Write the material out again exactly.

- [Source records]
·····

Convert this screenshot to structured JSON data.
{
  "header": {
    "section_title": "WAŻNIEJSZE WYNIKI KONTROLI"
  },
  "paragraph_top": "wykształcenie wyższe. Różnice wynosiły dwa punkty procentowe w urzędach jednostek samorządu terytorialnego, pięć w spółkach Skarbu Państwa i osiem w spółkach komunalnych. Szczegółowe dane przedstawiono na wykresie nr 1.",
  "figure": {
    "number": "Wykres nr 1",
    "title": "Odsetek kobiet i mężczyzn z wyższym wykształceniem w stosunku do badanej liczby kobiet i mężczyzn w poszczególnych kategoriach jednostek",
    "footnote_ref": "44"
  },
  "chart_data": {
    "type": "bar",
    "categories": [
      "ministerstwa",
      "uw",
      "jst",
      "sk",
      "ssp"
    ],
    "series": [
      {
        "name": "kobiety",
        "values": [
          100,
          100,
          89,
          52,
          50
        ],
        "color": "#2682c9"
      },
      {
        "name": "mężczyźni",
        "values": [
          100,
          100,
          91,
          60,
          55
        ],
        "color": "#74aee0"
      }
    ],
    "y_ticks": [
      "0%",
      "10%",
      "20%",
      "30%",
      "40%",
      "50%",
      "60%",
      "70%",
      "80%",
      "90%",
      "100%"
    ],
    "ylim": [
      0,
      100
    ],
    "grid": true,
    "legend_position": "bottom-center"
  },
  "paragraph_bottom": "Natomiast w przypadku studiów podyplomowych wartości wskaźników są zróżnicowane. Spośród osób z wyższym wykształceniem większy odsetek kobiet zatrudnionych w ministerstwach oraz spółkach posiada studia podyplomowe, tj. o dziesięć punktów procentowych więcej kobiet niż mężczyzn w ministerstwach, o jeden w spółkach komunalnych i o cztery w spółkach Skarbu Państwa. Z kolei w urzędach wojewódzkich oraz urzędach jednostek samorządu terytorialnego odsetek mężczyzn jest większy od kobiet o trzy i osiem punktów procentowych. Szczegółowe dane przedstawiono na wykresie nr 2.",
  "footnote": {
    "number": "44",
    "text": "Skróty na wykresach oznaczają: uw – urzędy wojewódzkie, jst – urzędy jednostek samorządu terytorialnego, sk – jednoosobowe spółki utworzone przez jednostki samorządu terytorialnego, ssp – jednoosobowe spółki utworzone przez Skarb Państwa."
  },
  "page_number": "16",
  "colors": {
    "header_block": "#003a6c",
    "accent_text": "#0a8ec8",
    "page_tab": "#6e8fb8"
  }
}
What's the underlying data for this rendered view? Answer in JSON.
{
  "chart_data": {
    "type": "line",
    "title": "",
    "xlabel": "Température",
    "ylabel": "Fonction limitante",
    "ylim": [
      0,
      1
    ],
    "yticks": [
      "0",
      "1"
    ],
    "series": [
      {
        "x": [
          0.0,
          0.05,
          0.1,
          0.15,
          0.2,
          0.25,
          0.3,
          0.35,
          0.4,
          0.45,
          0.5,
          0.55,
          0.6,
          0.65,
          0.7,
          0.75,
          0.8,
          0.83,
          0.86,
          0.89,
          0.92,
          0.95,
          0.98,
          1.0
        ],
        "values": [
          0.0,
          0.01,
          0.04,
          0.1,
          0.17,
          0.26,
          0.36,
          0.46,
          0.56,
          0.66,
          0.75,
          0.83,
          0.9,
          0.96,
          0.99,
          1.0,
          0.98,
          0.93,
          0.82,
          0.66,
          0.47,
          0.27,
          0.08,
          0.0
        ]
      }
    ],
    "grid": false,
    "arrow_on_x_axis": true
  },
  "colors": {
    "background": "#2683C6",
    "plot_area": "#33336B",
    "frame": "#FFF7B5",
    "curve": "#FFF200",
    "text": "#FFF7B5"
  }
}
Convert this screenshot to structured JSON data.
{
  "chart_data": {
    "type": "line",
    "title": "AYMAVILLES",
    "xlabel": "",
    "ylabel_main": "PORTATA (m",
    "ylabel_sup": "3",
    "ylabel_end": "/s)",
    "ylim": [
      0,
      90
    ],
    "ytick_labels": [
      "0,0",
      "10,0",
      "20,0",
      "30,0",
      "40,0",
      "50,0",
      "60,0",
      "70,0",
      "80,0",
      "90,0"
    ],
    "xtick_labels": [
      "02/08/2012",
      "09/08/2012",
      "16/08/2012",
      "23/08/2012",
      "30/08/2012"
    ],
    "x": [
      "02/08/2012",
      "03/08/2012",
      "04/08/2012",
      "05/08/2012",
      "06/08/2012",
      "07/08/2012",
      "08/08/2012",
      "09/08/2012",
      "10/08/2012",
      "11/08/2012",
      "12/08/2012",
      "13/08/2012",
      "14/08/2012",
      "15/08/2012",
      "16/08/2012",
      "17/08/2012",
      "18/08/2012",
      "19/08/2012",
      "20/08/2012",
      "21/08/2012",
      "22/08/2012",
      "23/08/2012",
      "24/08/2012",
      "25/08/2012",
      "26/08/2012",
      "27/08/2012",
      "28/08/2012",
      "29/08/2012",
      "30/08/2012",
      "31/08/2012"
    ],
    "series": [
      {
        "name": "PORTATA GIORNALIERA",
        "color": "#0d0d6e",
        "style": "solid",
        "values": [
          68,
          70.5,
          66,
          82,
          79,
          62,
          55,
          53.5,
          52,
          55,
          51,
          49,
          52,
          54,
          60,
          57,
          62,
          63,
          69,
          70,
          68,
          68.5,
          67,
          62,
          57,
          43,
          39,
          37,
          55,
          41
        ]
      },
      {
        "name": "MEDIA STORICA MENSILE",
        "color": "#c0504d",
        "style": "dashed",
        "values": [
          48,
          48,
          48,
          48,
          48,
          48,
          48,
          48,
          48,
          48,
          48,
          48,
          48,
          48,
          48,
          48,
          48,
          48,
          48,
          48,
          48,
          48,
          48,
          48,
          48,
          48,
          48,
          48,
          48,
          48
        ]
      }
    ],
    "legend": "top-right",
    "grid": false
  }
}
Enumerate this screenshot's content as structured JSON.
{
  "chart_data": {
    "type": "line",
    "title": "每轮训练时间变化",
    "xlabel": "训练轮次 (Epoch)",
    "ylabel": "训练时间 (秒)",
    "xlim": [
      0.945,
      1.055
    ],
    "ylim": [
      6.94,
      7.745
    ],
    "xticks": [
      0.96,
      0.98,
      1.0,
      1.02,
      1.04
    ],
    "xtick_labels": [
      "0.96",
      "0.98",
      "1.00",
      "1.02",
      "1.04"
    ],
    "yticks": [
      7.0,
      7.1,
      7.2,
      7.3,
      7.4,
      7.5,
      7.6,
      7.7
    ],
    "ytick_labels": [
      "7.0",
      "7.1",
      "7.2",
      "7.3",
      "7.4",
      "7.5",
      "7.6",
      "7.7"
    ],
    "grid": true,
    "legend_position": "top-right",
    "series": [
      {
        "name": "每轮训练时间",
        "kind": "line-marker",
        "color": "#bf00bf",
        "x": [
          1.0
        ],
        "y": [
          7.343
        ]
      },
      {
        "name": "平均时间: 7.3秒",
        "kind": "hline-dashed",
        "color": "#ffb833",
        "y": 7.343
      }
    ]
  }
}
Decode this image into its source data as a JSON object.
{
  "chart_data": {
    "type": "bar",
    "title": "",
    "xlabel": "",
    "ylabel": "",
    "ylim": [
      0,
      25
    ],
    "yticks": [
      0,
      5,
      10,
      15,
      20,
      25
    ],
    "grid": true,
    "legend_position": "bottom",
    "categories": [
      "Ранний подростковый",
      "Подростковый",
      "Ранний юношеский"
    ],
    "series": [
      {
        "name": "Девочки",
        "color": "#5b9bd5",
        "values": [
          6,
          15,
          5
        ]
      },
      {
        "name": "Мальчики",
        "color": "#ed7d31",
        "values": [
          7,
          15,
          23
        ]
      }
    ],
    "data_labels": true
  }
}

·····

- [The answer]
Convert this screenshot to structured JSON data.
{
  "header": {
    "section_title": "WAŻNIEJSZE WYNIKI KONTROLI"
  },
  "paragraph_top": "wykształcenie wyższe. Różnice wynosiły dwa punkty procentowe w urzędach jednostek samorządu terytorialnego, pięć w spółkach Skarbu Państwa i osiem w spółkach komunalnych. Szczegółowe dane przedstawiono na wykresie nr 1.",
  "figure": {
    "number": "Wykres nr 1",
    "title": "Odsetek kobiet i mężczyzn z wyższym wykształceniem w stosunku do badanej liczby kobiet i mężczyzn w poszczególnych kategoriach jednostek",
    "footnote_ref": "44"
  },
  "chart_data": {
    "type": "bar",
    "categories": [
      "ministerstwa",
      "uw",
      "jst",
      "sk",
      "ssp"
    ],
    "series": [
      {
        "name": "kobiety",
        "values": [
          100,
          100,
          89,
          52,
          50
        ],
        "color": "#2682c9"
      },
      {
        "name": "mężczyźni",
        "values": [
          100,
          100,
          91,
          60,
          55
        ],
        "color": "#74aee0"
      }
    ],
    "y_ticks": [
      "0%",
      "10%",
      "20%",
      "30%",
      "40%",
      "50%",
      "60%",
      "70%",
      "80%",
      "90%",
      "100%"
    ],
    "ylim": [
      0,
      100
    ],
    "grid": true,
    "legend_position": "bottom-center"
  },
  "paragraph_bottom": "Natomiast w przypadku studiów podyplomowych wartości wskaźników są zróżnicowane. Spośród osób z wyższym wykształceniem większy odsetek kobiet zatrudnionych w ministerstwach oraz spółkach posiada studia podyplomowe, tj. o dziesięć punktów procentowych więcej kobiet niż mężczyzn w ministerstwach, o jeden w spółkach komunalnych i o cztery w spółkach Skarbu Państwa. Z kolei w urzędach wojewódzkich oraz urzędach jednostek samorządu terytorialnego odsetek mężczyzn jest większy od kobiet o trzy i osiem punktów procentowych. Szczegółowe dane przedstawiono na wykresie nr 2.",
  "footnote": {
    "number": "44",
    "text": "Skróty na wykresach oznaczają: uw – urzędy wojewódzkie, jst – urzędy jednostek samorządu terytorialnego, sk – jednoosobowe spółki utworzone przez jednostki samorządu terytorialnego, ssp – jednoosobowe spółki utworzone przez Skarb Państwa."
  },
  "page_number": "16",
  "colors": {
    "header_block": "#003a6c",
    "accent_text": "#0a8ec8",
    "page_tab": "#6e8fb8"
  }
}
What's the underlying data for this rendered view? Answer in JSON.
{
  "chart_data": {
    "type": "line",
    "title": "",
    "xlabel": "Température",
    "ylabel": "Fonction limitante",
    "ylim": [
      0,
      1
    ],
    "yticks": [
      "0",
      "1"
    ],
    "series": [
      {
        "x": [
          0.0,
          0.05,
          0.1,
          0.15,
          0.2,
          0.25,
          0.3,
          0.35,
          0.4,
          0.45,
          0.5,
          0.55,
          0.6,
          0.65,
          0.7,
          0.75,
          0.8,
          0.83,
          0.86,
          0.89,
          0.92,
          0.95,
          0.98,
          1.0
        ],
        "values": [
          0.0,
          0.01,
          0.04,
          0.1,
          0.17,
          0.26,
          0.36,
          0.46,
          0.56,
          0.66,
          0.75,
          0.83,
          0.9,
          0.96,
          0.99,
          1.0,
          0.98,
          0.93,
          0.82,
          0.66,
          0.47,
          0.27,
          0.08,
          0.0
        ]
      }
    ],
    "grid": false,
    "arrow_on_x_axis": true
  },
  "colors": {
    "background": "#2683C6",
    "plot_area": "#33336B",
    "frame": "#FFF7B5",
    "curve": "#FFF200",
    "text": "#FFF7B5"
  }
}
Convert this screenshot to structured JSON data.
{
  "chart_data": {
    "type": "line",
    "title": "AYMAVILLES",
    "xlabel": "",
    "ylabel_main": "PORTATA (m",
    "ylabel_sup": "3",
    "ylabel_end": "/s)",
    "ylim": [
      0,
      90
    ],
    "ytick_labels": [
      "0,0",
      "10,0",
      "20,0",
      "30,0",
      "40,0",
      "50,0",
      "60,0",
      "70,0",
      "80,0",
      "90,0"
    ],
    "xtick_labels": [
      "02/08/2012",
      "09/08/2012",
      "16/08/2012",
      "23/08/2012",
      "30/08/2012"
    ],
    "x": [
      "02/08/2012",
      "03/08/2012",
      "04/08/2012",
      "05/08/2012",
      "06/08/2012",
      "07/08/2012",
      "08/08/2012",
      "09/08/2012",
      "10/08/2012",
      "11/08/2012",
      "12/08/2012",
      "13/08/2012",
      "14/08/2012",
      "15/08/2012",
      "16/08/2012",
      "17/08/2012",
      "18/08/2012",
      "19/08/2012",
      "20/08/2012",
      "21/08/2012",
      "22/08/2012",
      "23/08/2012",
      "24/08/2012",
      "25/08/2012",
      "26/08/2012",
      "27/08/2012",
      "28/08/2012",
      "29/08/2012",
      "30/08/2012",
      "31/08/2012"
    ],
    "series": [
      {
        "name": "PORTATA GIORNALIERA",
        "color": "#0d0d6e",
        "style": "solid",
        "values": [
          68,
          70.5,
          66,
          82,
          79,
          62,
          55,
          53.5,
          52,
          55,
          51,
          49,
          52,
          54,
          60,
          57,
          62,
          63,
          69,
          70,
          68,
          68.5,
          67,
          62,
          57,
          43,
          39,
          37,
          55,
          41
        ]
      },
      {
        "name": "MEDIA STORICA MENSILE",
        "color": "#c0504d",
        "style": "dashed",
        "values": [
          48,
          48,
          48,
          48,
          48,
          48,
          48,
          48,
          48,
          48,
          48,
          48,
          48,
          48,
          48,
          48,
          48,
          48,
          48,
          48,
          48,
          48,
          48,
          48,
          48,
          48,
          48,
          48,
          48,
          48
        ]
      }
    ],
    "legend": "top-right",
    "grid": false
  }
}
Enumerate this screenshot's content as structured JSON.
{
  "chart_data": {
    "type": "line",
    "title": "每轮训练时间变化",
    "xlabel": "训练轮次 (Epoch)",
    "ylabel": "训练时间 (秒)",
    "xlim": [
      0.945,
      1.055
    ],
    "ylim": [
      6.94,
      7.745
    ],
    "xticks": [
      0.96,
      0.98,
      1.0,
      1.02,
      1.04
    ],
    "xtick_labels": [
      "0.96",
      "0.98",
      "1.00",
      "1.02",
      "1.04"
    ],
    "yticks": [
      7.0,
      7.1,
      7.2,
      7.3,
      7.4,
      7.5,
      7.6,
      7.7
    ],
    "ytick_labels": [
      "7.0",
      "7.1",
      "7.2",
      "7.3",
      "7.4",
      "7.5",
      "7.6",
      "7.7"
    ],
    "grid": true,
    "legend_position": "top-right",
    "series": [
      {
        "name": "每轮训练时间",
        "kind": "line-marker",
        "color": "#bf00bf",
        "x": [
          1.0
        ],
        "y": [
          7.343
        ]
      },
      {
        "name": "平均时间: 7.3秒",
        "kind": "hline-dashed",
        "color": "#ffb833",
        "y": 7.343
      }
    ]
  }
}
Decode this image into its source data as a JSON object.
{
  "chart_data": {
    "type": "bar",
    "title": "",
    "xlabel": "",
    "ylabel": "",
    "ylim": [
      0,
      25
    ],
    "yticks": [
      0,
      5,
      10,
      15,
      20,
      25
    ],
    "grid": true,
    "legend_position": "bottom",
    "categories": [
      "Ранний подростковый",
      "Подростковый",
      "Ранний юношеский"
    ],
    "series": [
      {
        "name": "Девочки",
        "color": "#5b9bd5",
        "values": [
          6,
          15,
          5
        ]
      },
      {
        "name": "Мальчики",
        "color": "#ed7d31",
        "values": [
          7,
          15,
          23
        ]
      }
    ],
    "data_labels": true
  }
}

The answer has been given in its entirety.